# Instruction
Output every entry exactly as written.

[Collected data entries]
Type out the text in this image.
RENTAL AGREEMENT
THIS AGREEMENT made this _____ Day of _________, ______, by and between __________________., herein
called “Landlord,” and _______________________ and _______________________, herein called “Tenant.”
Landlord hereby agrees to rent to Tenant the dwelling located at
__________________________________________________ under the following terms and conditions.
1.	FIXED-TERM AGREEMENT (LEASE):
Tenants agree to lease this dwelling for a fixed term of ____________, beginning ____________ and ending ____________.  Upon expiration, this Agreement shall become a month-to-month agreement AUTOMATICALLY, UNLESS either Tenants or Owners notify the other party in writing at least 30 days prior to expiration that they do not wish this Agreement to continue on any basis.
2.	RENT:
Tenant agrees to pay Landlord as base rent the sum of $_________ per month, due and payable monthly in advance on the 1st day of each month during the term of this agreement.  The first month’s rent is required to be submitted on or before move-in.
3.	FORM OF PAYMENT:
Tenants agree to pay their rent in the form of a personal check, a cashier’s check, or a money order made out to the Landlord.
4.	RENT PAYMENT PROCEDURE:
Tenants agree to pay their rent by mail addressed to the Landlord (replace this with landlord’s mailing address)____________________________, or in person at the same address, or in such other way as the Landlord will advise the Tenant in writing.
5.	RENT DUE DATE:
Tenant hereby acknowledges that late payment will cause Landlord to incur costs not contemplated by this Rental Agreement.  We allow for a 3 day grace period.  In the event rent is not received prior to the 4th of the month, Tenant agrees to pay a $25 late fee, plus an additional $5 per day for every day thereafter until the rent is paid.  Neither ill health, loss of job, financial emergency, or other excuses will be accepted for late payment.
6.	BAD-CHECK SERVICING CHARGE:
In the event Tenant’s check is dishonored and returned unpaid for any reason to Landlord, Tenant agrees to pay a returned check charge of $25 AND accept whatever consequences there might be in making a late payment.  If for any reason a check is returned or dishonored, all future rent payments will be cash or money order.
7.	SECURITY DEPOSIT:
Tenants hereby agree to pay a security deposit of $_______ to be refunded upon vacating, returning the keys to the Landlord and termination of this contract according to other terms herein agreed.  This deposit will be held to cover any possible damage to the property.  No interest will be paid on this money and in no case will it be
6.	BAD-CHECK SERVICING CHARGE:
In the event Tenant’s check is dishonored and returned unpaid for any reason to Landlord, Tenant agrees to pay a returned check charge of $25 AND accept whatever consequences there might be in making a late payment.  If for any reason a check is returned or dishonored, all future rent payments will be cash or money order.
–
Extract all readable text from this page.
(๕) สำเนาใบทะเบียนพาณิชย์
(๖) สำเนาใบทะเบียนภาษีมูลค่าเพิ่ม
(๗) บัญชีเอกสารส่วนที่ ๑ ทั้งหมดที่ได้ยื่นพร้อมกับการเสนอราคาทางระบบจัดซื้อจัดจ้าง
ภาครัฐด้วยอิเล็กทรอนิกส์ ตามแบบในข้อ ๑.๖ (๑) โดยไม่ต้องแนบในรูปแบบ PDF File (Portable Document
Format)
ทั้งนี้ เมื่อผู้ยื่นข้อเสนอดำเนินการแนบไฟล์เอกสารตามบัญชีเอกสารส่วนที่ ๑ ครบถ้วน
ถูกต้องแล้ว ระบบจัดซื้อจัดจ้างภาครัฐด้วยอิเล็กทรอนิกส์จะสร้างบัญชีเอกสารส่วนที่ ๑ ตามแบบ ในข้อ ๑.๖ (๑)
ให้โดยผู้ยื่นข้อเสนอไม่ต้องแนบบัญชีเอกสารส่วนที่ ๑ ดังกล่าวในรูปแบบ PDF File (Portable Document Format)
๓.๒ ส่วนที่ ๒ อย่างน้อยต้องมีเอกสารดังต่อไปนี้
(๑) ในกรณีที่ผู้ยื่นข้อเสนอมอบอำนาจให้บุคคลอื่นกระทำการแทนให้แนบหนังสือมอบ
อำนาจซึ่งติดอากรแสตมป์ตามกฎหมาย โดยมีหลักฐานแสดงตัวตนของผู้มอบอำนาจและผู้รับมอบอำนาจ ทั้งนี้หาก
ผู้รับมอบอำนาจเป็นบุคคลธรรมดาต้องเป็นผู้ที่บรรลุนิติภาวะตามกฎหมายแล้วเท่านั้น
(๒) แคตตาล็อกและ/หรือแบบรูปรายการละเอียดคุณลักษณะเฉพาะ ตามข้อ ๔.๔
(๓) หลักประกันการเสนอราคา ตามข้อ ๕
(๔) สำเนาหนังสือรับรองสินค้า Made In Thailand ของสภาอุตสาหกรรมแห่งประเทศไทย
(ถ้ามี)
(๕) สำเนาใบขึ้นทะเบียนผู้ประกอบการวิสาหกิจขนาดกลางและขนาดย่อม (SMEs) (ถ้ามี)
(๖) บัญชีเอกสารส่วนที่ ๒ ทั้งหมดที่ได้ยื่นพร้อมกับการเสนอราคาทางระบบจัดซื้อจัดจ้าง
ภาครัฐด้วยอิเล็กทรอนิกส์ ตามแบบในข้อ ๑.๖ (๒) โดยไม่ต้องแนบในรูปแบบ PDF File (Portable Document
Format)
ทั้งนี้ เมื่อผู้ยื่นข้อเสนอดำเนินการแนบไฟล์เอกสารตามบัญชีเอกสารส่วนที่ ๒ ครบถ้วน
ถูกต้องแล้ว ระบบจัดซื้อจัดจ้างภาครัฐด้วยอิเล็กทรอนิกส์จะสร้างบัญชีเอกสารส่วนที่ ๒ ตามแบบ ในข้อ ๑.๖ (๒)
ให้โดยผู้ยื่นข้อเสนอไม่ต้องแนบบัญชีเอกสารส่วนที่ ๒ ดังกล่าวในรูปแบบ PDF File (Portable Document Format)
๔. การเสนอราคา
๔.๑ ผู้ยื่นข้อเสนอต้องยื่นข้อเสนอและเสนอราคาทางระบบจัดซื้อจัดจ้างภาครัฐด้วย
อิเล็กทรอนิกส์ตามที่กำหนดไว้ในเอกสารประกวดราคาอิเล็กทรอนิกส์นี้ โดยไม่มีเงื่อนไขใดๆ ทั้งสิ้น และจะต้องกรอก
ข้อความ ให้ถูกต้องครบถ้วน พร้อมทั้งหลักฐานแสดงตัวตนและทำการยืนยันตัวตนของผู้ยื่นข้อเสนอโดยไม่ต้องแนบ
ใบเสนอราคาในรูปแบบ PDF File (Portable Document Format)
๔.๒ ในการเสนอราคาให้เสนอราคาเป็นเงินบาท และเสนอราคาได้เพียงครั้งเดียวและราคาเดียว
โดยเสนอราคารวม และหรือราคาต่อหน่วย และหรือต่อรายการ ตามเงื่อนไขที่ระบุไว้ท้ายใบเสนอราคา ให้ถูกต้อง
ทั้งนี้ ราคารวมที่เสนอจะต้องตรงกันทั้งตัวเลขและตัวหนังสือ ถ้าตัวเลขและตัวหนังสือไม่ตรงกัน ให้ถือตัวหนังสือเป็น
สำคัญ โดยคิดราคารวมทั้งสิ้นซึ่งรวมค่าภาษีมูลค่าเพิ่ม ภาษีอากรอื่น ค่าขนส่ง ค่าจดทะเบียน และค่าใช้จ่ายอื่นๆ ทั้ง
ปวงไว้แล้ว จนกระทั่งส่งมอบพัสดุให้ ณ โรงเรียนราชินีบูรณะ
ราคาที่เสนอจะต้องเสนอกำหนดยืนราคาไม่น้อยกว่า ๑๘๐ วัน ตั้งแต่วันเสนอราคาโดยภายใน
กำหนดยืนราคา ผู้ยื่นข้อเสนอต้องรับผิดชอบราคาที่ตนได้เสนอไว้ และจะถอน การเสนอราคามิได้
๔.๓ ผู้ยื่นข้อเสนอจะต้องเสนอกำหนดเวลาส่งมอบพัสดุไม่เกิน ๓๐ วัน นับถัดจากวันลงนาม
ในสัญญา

# Task response
Type out the text in this image.
RENTAL AGREEMENT
THIS AGREEMENT made this _____ Day of _________, ______, by and between __________________., herein
called “Landlord,” and _______________________ and _______________________, herein called “Tenant.”
Landlord hereby agrees to rent to Tenant the dwelling located at
__________________________________________________ under the following terms and conditions.
1.	FIXED-TERM AGREEMENT (LEASE):
Tenants agree to lease this dwelling for a fixed term of ____________, beginning ____________ and ending ____________.  Upon expiration, this Agreement shall become a month-to-month agreement AUTOMATICALLY, UNLESS either Tenants or Owners notify the other party in writing at least 30 days prior to expiration that they do not wish this Agreement to continue on any basis.
2.	RENT:
Tenant agrees to pay Landlord as base rent the sum of $_________ per month, due and payable monthly in advance on the 1st day of each month during the term of this agreement.  The first month’s rent is required to be submitted on or before move-in.
3.	FORM OF PAYMENT:
Tenants agree to pay their rent in the form of a personal check, a cashier’s check, or a money order made out to the Landlord.
4.	RENT PAYMENT PROCEDURE:
Tenants agree to pay their rent by mail addressed to the Landlord (replace this with landlord’s mailing address)____________________________, or in person at the same address, or in such other way as the Landlord will advise the Tenant in writing.
5.	RENT DUE DATE:
Tenant hereby acknowledges that late payment will cause Landlord to incur costs not contemplated by this Rental Agreement.  We allow for a 3 day grace period.  In the event rent is not received prior to the 4th of the month, Tenant agrees to pay a $25 late fee, plus an additional $5 per day for every day thereafter until the rent is paid.  Neither ill health, loss of job, financial emergency, or other excuses will be accepted for late payment.
6.	BAD-CHECK SERVICING CHARGE:
In the event Tenant’s check is dishonored and returned unpaid for any reason to Landlord, Tenant agrees to pay a returned check charge of $25 AND accept whatever consequences there might be in making a late payment.  If for any reason a check is returned or dishonored, all future rent payments will be cash or money order.
7.	SECURITY DEPOSIT:
Tenants hereby agree to pay a security deposit of $_______ to be refunded upon vacating, returning the keys to the Landlord and termination of this contract according to other terms herein agreed.  This deposit will be held to cover any possible damage to the property.  No interest will be paid on this money and in no case will it be
6.	BAD-CHECK SERVICING CHARGE:
In the event Tenant’s check is dishonored and returned unpaid for any reason to Landlord, Tenant agrees to pay a returned check charge of $25 AND accept whatever consequences there might be in making a late payment.  If for any reason a check is returned or dishonored, all future rent payments will be cash or money order.
–
Extract all readable text from this page.
(๕) สำเนาใบทะเบียนพาณิชย์
(๖) สำเนาใบทะเบียนภาษีมูลค่าเพิ่ม
(๗) บัญชีเอกสารส่วนที่ ๑ ทั้งหมดที่ได้ยื่นพร้อมกับการเสนอราคาทางระบบจัดซื้อจัดจ้าง
ภาครัฐด้วยอิเล็กทรอนิกส์ ตามแบบในข้อ ๑.๖ (๑) โดยไม่ต้องแนบในรูปแบบ PDF File (Portable Document
Format)
ทั้งนี้ เมื่อผู้ยื่นข้อเสนอดำเนินการแนบไฟล์เอกสารตามบัญชีเอกสารส่วนที่ ๑ ครบถ้วน
ถูกต้องแล้ว ระบบจัดซื้อจัดจ้างภาครัฐด้วยอิเล็กทรอนิกส์จะสร้างบัญชีเอกสารส่วนที่ ๑ ตามแบบ ในข้อ ๑.๖ (๑)
ให้โดยผู้ยื่นข้อเสนอไม่ต้องแนบบัญชีเอกสารส่วนที่ ๑ ดังกล่าวในรูปแบบ PDF File (Portable Document Format)
๓.๒ ส่วนที่ ๒ อย่างน้อยต้องมีเอกสารดังต่อไปนี้
(๑) ในกรณีที่ผู้ยื่นข้อเสนอมอบอำนาจให้บุคคลอื่นกระทำการแทนให้แนบหนังสือมอบ
อำนาจซึ่งติดอากรแสตมป์ตามกฎหมาย โดยมีหลักฐานแสดงตัวตนของผู้มอบอำนาจและผู้รับมอบอำนาจ ทั้งนี้หาก
ผู้รับมอบอำนาจเป็นบุคคลธรรมดาต้องเป็นผู้ที่บรรลุนิติภาวะตามกฎหมายแล้วเท่านั้น
(๒) แคตตาล็อกและ/หรือแบบรูปรายการละเอียดคุณลักษณะเฉพาะ ตามข้อ ๔.๔
(๓) หลักประกันการเสนอราคา ตามข้อ ๕
(๔) สำเนาหนังสือรับรองสินค้า Made In Thailand ของสภาอุตสาหกรรมแห่งประเทศไทย
(ถ้ามี)
(๕) สำเนาใบขึ้นทะเบียนผู้ประกอบการวิสาหกิจขนาดกลางและขนาดย่อม (SMEs) (ถ้ามี)
(๖) บัญชีเอกสารส่วนที่ ๒ ทั้งหมดที่ได้ยื่นพร้อมกับการเสนอราคาทางระบบจัดซื้อจัดจ้าง
ภาครัฐด้วยอิเล็กทรอนิกส์ ตามแบบในข้อ ๑.๖ (๒) โดยไม่ต้องแนบในรูปแบบ PDF File (Portable Document
Format)
ทั้งนี้ เมื่อผู้ยื่นข้อเสนอดำเนินการแนบไฟล์เอกสารตามบัญชีเอกสารส่วนที่ ๒ ครบถ้วน
ถูกต้องแล้ว ระบบจัดซื้อจัดจ้างภาครัฐด้วยอิเล็กทรอนิกส์จะสร้างบัญชีเอกสารส่วนที่ ๒ ตามแบบ ในข้อ ๑.๖ (๒)
ให้โดยผู้ยื่นข้อเสนอไม่ต้องแนบบัญชีเอกสารส่วนที่ ๒ ดังกล่าวในรูปแบบ PDF File (Portable Document Format)
๔. การเสนอราคา
๔.๑ ผู้ยื่นข้อเสนอต้องยื่นข้อเสนอและเสนอราคาทางระบบจัดซื้อจัดจ้างภาครัฐด้วย
อิเล็กทรอนิกส์ตามที่กำหนดไว้ในเอกสารประกวดราคาอิเล็กทรอนิกส์นี้ โดยไม่มีเงื่อนไขใดๆ ทั้งสิ้น และจะต้องกรอก
ข้อความ ให้ถูกต้องครบถ้วน พร้อมทั้งหลักฐานแสดงตัวตนและทำการยืนยันตัวตนของผู้ยื่นข้อเสนอโดยไม่ต้องแนบ
ใบเสนอราคาในรูปแบบ PDF File (Portable Document Format)
๔.๒ ในการเสนอราคาให้เสนอราคาเป็นเงินบาท และเสนอราคาได้เพียงครั้งเดียวและราคาเดียว
โดยเสนอราคารวม และหรือราคาต่อหน่วย และหรือต่อรายการ ตามเงื่อนไขที่ระบุไว้ท้ายใบเสนอราคา ให้ถูกต้อง
ทั้งนี้ ราคารวมที่เสนอจะต้องตรงกันทั้งตัวเลขและตัวหนังสือ ถ้าตัวเลขและตัวหนังสือไม่ตรงกัน ให้ถือตัวหนังสือเป็น
สำคัญ โดยคิดราคารวมทั้งสิ้นซึ่งรวมค่าภาษีมูลค่าเพิ่ม ภาษีอากรอื่น ค่าขนส่ง ค่าจดทะเบียน และค่าใช้จ่ายอื่นๆ ทั้ง
ปวงไว้แล้ว จนกระทั่งส่งมอบพัสดุให้ ณ โรงเรียนราชินีบูรณะ
ราคาที่เสนอจะต้องเสนอกำหนดยืนราคาไม่น้อยกว่า ๑๘๐ วัน ตั้งแต่วันเสนอราคาโดยภายใน
กำหนดยืนราคา ผู้ยื่นข้อเสนอต้องรับผิดชอบราคาที่ตนได้เสนอไว้ และจะถอน การเสนอราคามิได้
๔.๓ ผู้ยื่นข้อเสนอจะต้องเสนอกำหนดเวลาส่งมอบพัสดุไม่เกิน ๓๐ วัน นับถัดจากวันลงนาม
ในสัญญา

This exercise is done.